* EXERCISE PROMPT
Quote the listing below in full and exactly as written, but omit every picture.

>>

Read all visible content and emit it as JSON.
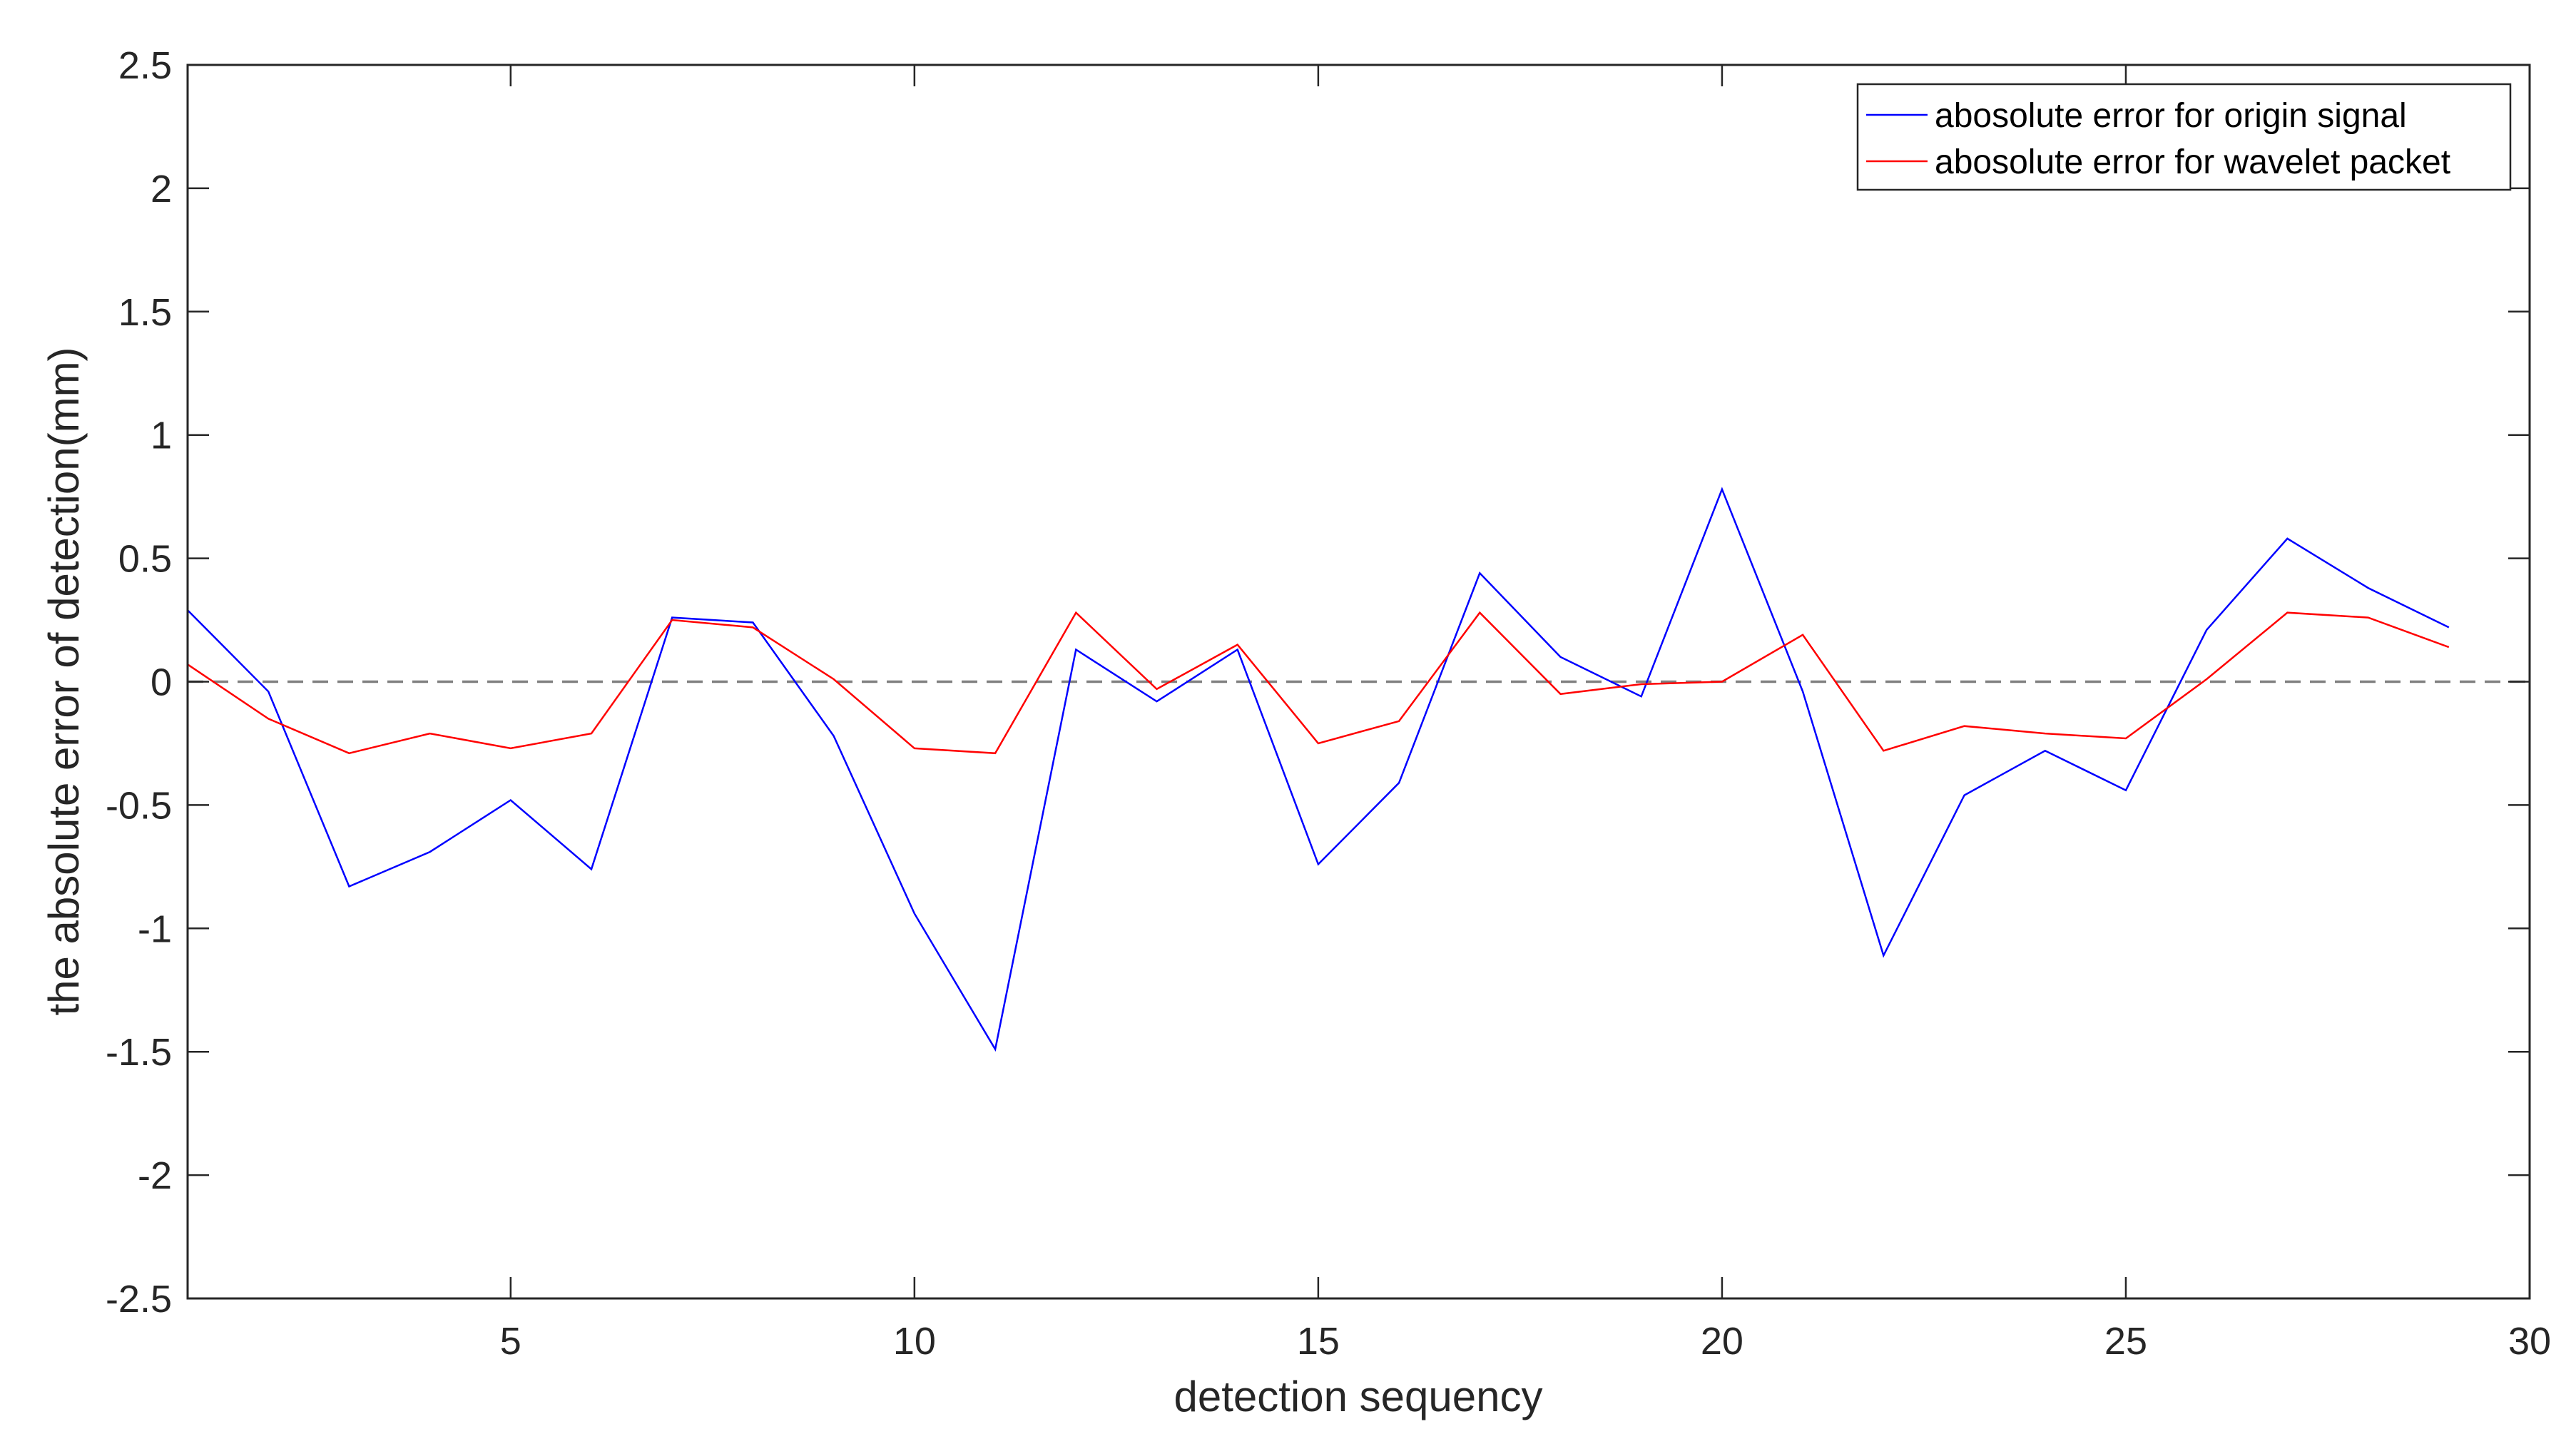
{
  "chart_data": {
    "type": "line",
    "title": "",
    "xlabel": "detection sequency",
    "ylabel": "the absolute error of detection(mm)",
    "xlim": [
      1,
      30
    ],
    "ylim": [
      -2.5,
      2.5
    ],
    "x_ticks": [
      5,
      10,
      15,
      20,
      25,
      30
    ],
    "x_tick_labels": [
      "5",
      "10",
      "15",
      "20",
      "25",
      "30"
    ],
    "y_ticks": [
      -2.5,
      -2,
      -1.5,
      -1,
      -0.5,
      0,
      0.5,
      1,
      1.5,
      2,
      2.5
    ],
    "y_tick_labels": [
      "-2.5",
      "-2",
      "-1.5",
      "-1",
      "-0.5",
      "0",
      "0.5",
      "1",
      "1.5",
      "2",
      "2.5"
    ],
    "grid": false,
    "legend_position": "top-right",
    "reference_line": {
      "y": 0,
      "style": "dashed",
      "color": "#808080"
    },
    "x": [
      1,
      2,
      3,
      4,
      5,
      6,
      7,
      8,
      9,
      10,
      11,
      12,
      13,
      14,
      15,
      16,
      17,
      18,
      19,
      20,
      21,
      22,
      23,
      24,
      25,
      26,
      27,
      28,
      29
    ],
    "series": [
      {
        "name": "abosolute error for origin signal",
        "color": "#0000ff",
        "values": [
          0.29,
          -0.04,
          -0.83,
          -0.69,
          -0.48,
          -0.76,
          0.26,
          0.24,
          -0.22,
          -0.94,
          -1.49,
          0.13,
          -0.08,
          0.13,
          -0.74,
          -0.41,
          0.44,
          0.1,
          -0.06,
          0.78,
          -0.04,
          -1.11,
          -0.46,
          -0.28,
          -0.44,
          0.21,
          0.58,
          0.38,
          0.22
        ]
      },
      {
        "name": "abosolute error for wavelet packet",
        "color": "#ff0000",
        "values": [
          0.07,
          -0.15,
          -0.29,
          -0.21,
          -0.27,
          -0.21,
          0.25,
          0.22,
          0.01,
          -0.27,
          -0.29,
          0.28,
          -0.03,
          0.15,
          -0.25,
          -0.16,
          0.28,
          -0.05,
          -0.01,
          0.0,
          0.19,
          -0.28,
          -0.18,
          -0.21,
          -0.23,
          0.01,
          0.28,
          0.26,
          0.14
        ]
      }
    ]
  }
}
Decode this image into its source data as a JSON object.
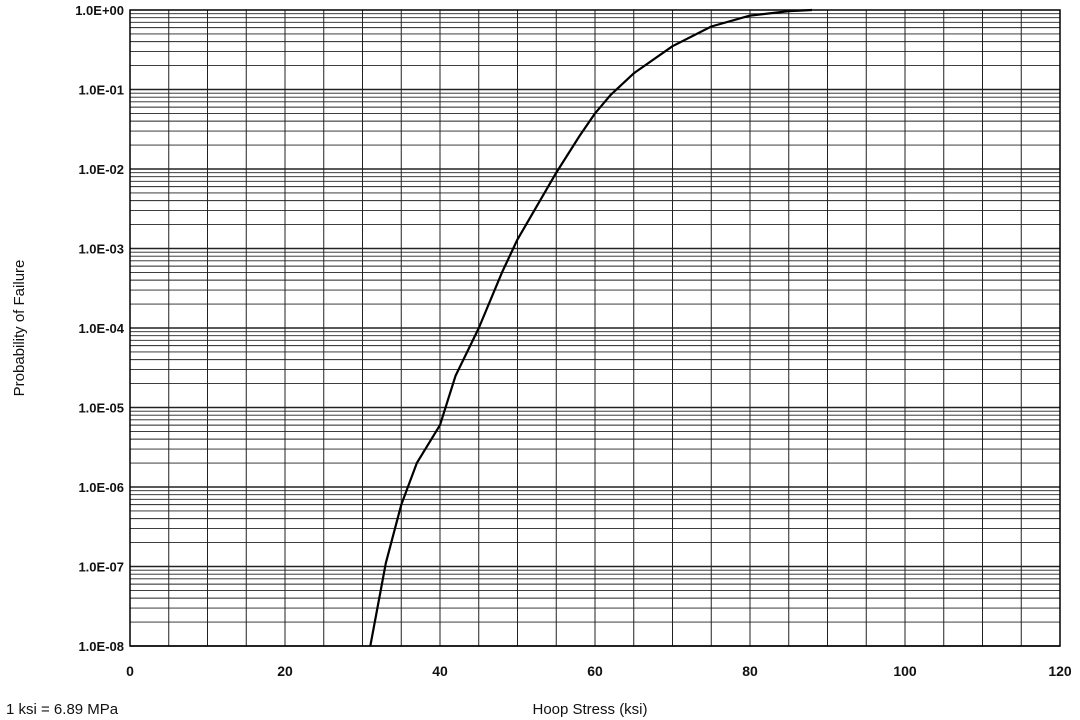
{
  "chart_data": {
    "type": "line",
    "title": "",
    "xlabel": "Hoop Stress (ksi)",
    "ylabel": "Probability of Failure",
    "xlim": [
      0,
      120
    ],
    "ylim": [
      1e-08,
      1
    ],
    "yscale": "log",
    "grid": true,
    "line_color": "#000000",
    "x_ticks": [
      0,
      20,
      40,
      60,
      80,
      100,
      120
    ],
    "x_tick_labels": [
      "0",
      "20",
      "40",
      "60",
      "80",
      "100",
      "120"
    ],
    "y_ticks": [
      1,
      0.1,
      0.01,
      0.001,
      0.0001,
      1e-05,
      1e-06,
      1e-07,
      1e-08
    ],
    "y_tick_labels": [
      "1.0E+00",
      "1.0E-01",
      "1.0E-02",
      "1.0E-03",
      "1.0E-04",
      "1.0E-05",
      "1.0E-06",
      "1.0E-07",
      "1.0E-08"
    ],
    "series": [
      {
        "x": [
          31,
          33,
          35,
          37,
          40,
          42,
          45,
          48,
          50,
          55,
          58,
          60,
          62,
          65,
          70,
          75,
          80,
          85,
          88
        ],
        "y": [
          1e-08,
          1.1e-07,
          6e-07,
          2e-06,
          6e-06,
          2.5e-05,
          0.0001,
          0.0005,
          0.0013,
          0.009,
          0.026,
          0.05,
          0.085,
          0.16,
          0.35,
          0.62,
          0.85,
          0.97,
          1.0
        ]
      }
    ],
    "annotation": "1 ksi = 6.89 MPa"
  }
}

<<

* RESPONSE TO THE TASK
Read all visible content and emit it as JSON.
{
  "chart_data": {
    "type": "line",
    "title": "",
    "xlabel": "detection sequency",
    "ylabel": "the absolute error of detection(mm)",
    "xlim": [
      1,
      30
    ],
    "ylim": [
      -2.5,
      2.5
    ],
    "x_ticks": [
      5,
      10,
      15,
      20,
      25,
      30
    ],
    "x_tick_labels": [
      "5",
      "10",
      "15",
      "20",
      "25",
      "30"
    ],
    "y_ticks": [
      -2.5,
      -2,
      -1.5,
      -1,
      -0.5,
      0,
      0.5,
      1,
      1.5,
      2,
      2.5
    ],
    "y_tick_labels": [
      "-2.5",
      "-2",
      "-1.5",
      "-1",
      "-0.5",
      "0",
      "0.5",
      "1",
      "1.5",
      "2",
      "2.5"
    ],
    "grid": false,
    "legend_position": "top-right",
    "reference_line": {
      "y": 0,
      "style": "dashed",
      "color": "#808080"
    },
    "x": [
      1,
      2,
      3,
      4,
      5,
      6,
      7,
      8,
      9,
      10,
      11,
      12,
      13,
      14,
      15,
      16,
      17,
      18,
      19,
      20,
      21,
      22,
      23,
      24,
      25,
      26,
      27,
      28,
      29
    ],
    "series": [
      {
        "name": "abosolute error for origin signal",
        "color": "#0000ff",
        "values": [
          0.29,
          -0.04,
          -0.83,
          -0.69,
          -0.48,
          -0.76,
          0.26,
          0.24,
          -0.22,
          -0.94,
          -1.49,
          0.13,
          -0.08,
          0.13,
          -0.74,
          -0.41,
          0.44,
          0.1,
          -0.06,
          0.78,
          -0.04,
          -1.11,
          -0.46,
          -0.28,
          -0.44,
          0.21,
          0.58,
          0.38,
          0.22
        ]
      },
      {
        "name": "abosolute error for wavelet packet",
        "color": "#ff0000",
        "values": [
          0.07,
          -0.15,
          -0.29,
          -0.21,
          -0.27,
          -0.21,
          0.25,
          0.22,
          0.01,
          -0.27,
          -0.29,
          0.28,
          -0.03,
          0.15,
          -0.25,
          -0.16,
          0.28,
          -0.05,
          -0.01,
          0.0,
          0.19,
          -0.28,
          -0.18,
          -0.21,
          -0.23,
          0.01,
          0.28,
          0.26,
          0.14
        ]
      }
    ]
  }
}
Decode this image into its source data as a JSON object.
{
  "chart_data": {
    "type": "line",
    "title": "",
    "xlabel": "Hoop Stress (ksi)",
    "ylabel": "Probability of Failure",
    "xlim": [
      0,
      120
    ],
    "ylim": [
      1e-08,
      1
    ],
    "yscale": "log",
    "grid": true,
    "line_color": "#000000",
    "x_ticks": [
      0,
      20,
      40,
      60,
      80,
      100,
      120
    ],
    "x_tick_labels": [
      "0",
      "20",
      "40",
      "60",
      "80",
      "100",
      "120"
    ],
    "y_ticks": [
      1,
      0.1,
      0.01,
      0.001,
      0.0001,
      1e-05,
      1e-06,
      1e-07,
      1e-08
    ],
    "y_tick_labels": [
      "1.0E+00",
      "1.0E-01",
      "1.0E-02",
      "1.0E-03",
      "1.0E-04",
      "1.0E-05",
      "1.0E-06",
      "1.0E-07",
      "1.0E-08"
    ],
    "series": [
      {
        "x": [
          31,
          33,
          35,
          37,
          40,
          42,
          45,
          48,
          50,
          55,
          58,
          60,
          62,
          65,
          70,
          75,
          80,
          85,
          88
        ],
        "y": [
          1e-08,
          1.1e-07,
          6e-07,
          2e-06,
          6e-06,
          2.5e-05,
          0.0001,
          0.0005,
          0.0013,
          0.009,
          0.026,
          0.05,
          0.085,
          0.16,
          0.35,
          0.62,
          0.85,
          0.97,
          1.0
        ]
      }
    ],
    "annotation": "1 ksi = 6.89 MPa"
  }
}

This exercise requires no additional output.